Start of Recorded data

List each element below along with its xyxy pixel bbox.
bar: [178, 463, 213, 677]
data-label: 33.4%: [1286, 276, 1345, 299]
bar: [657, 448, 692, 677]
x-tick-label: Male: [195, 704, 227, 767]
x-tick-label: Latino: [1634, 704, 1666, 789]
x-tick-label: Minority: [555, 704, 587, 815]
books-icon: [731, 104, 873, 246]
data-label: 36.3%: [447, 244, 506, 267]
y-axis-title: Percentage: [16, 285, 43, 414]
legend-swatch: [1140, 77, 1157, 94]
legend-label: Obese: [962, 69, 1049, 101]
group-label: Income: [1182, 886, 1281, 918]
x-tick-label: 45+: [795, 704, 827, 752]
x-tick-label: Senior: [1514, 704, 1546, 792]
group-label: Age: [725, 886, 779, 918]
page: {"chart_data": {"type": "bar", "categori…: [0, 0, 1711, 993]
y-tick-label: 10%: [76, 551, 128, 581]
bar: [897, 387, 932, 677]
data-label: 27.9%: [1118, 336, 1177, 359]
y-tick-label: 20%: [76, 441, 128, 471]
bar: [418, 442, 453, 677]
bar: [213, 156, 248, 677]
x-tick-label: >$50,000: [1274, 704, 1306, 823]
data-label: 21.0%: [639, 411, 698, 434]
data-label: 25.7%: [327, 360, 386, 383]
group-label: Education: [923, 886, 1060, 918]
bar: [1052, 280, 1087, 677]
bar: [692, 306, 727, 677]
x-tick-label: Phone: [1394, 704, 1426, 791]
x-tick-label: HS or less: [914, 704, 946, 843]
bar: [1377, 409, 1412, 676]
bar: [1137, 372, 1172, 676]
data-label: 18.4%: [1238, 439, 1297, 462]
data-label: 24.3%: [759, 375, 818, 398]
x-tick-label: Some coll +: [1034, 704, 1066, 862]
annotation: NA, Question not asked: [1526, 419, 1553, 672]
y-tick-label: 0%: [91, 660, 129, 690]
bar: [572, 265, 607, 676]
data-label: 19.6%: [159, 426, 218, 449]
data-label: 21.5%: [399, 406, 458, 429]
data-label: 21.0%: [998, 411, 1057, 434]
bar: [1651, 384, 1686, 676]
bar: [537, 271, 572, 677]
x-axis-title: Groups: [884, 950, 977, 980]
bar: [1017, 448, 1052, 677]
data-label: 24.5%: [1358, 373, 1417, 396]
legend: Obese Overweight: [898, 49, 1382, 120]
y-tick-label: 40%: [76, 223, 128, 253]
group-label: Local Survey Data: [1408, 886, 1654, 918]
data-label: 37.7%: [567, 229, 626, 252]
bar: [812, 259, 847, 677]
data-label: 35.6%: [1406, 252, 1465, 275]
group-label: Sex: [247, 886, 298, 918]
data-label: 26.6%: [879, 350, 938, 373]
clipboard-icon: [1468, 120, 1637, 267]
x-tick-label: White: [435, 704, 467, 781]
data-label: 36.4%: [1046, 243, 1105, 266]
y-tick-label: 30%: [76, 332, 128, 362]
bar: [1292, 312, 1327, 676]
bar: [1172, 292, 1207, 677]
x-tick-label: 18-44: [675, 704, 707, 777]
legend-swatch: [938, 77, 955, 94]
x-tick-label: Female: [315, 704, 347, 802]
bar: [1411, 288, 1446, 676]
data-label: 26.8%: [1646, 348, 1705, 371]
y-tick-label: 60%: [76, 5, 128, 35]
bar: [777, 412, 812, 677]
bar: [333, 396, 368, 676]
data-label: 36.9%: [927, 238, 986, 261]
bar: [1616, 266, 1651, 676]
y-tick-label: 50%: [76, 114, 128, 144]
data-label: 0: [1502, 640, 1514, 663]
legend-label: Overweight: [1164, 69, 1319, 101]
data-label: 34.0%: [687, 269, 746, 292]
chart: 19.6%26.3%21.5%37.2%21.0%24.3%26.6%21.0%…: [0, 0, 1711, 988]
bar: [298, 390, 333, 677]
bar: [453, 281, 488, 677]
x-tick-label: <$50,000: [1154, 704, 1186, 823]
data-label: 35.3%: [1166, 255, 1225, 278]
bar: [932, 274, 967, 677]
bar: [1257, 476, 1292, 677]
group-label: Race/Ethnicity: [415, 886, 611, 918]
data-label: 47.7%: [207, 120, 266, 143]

End of Recorded data

Required task: Update the lines above by changing "Obese" to "Obesity" wherever it occurs, leaving everything else as it is.

Result:
List each element below along with its xyxy pixel bbox.
bar: [178, 463, 213, 677]
data-label: 33.4%: [1286, 276, 1345, 299]
bar: [657, 448, 692, 677]
x-tick-label: Male: [195, 704, 227, 767]
x-tick-label: Latino: [1634, 704, 1666, 789]
x-tick-label: Minority: [555, 704, 587, 815]
books-icon: [731, 104, 873, 246]
data-label: 36.3%: [447, 244, 506, 267]
y-axis-title: Percentage: [16, 285, 43, 414]
legend-swatch: [1140, 77, 1157, 94]
legend-label: Obesity: [962, 69, 1049, 101]
group-label: Income: [1182, 886, 1281, 918]
x-tick-label: 45+: [795, 704, 827, 752]
x-tick-label: Senior: [1514, 704, 1546, 792]
group-label: Age: [725, 886, 779, 918]
page: {"chart_data": {"type": "bar", "categori…: [0, 0, 1711, 993]
y-tick-label: 10%: [76, 551, 128, 581]
bar: [897, 387, 932, 677]
data-label: 27.9%: [1118, 336, 1177, 359]
y-tick-label: 20%: [76, 441, 128, 471]
bar: [418, 442, 453, 677]
bar: [213, 156, 248, 677]
x-tick-label: >$50,000: [1274, 704, 1306, 823]
data-label: 21.0%: [639, 411, 698, 434]
data-label: 25.7%: [327, 360, 386, 383]
group-label: Education: [923, 886, 1060, 918]
bar: [1052, 280, 1087, 677]
bar: [692, 306, 727, 677]
x-tick-label: Phone: [1394, 704, 1426, 791]
x-tick-label: HS or less: [914, 704, 946, 843]
bar: [1377, 409, 1412, 676]
bar: [1137, 372, 1172, 676]
data-label: 18.4%: [1238, 439, 1297, 462]
data-label: 24.3%: [759, 375, 818, 398]
x-tick-label: Some coll +: [1034, 704, 1066, 862]
annotation: NA, Question not asked: [1526, 419, 1553, 672]
y-tick-label: 0%: [91, 660, 129, 690]
bar: [572, 265, 607, 676]
data-label: 19.6%: [159, 426, 218, 449]
data-label: 21.5%: [399, 406, 458, 429]
data-label: 21.0%: [998, 411, 1057, 434]
bar: [1651, 384, 1686, 676]
bar: [537, 271, 572, 677]
x-axis-title: Groups: [884, 950, 977, 980]
bar: [1017, 448, 1052, 677]
data-label: 24.5%: [1358, 373, 1417, 396]
legend: Obesity Overweight: [898, 49, 1382, 120]
y-tick-label: 40%: [76, 223, 128, 253]
group-label: Local Survey Data: [1408, 886, 1654, 918]
data-label: 37.7%: [567, 229, 626, 252]
bar: [812, 259, 847, 677]
data-label: 35.6%: [1406, 252, 1465, 275]
group-label: Sex: [247, 886, 298, 918]
data-label: 26.6%: [879, 350, 938, 373]
clipboard-icon: [1468, 120, 1637, 267]
x-tick-label: White: [435, 704, 467, 781]
data-label: 36.4%: [1046, 243, 1105, 266]
y-tick-label: 30%: [76, 332, 128, 362]
bar: [1292, 312, 1327, 676]
bar: [1172, 292, 1207, 677]
x-tick-label: 18-44: [675, 704, 707, 777]
legend-swatch: [938, 77, 955, 94]
x-tick-label: Female: [315, 704, 347, 802]
bar: [1411, 288, 1446, 676]
data-label: 26.8%: [1646, 348, 1705, 371]
y-tick-label: 60%: [76, 5, 128, 35]
bar: [777, 412, 812, 677]
bar: [333, 396, 368, 676]
data-label: 36.9%: [927, 238, 986, 261]
bar: [1616, 266, 1651, 676]
y-tick-label: 50%: [76, 114, 128, 144]
data-label: 0: [1502, 640, 1514, 663]
legend-label: Overweight: [1164, 69, 1319, 101]
data-label: 34.0%: [687, 269, 746, 292]
chart: 19.6%26.3%21.5%37.2%21.0%24.3%26.6%21.0%…: [0, 0, 1711, 988]
bar: [298, 390, 333, 677]
bar: [453, 281, 488, 677]
x-tick-label: <$50,000: [1154, 704, 1186, 823]
data-label: 35.3%: [1166, 255, 1225, 278]
bar: [932, 274, 967, 677]
bar: [1257, 476, 1292, 677]
group-label: Race/Ethnicity: [415, 886, 611, 918]
data-label: 47.7%: [207, 120, 266, 143]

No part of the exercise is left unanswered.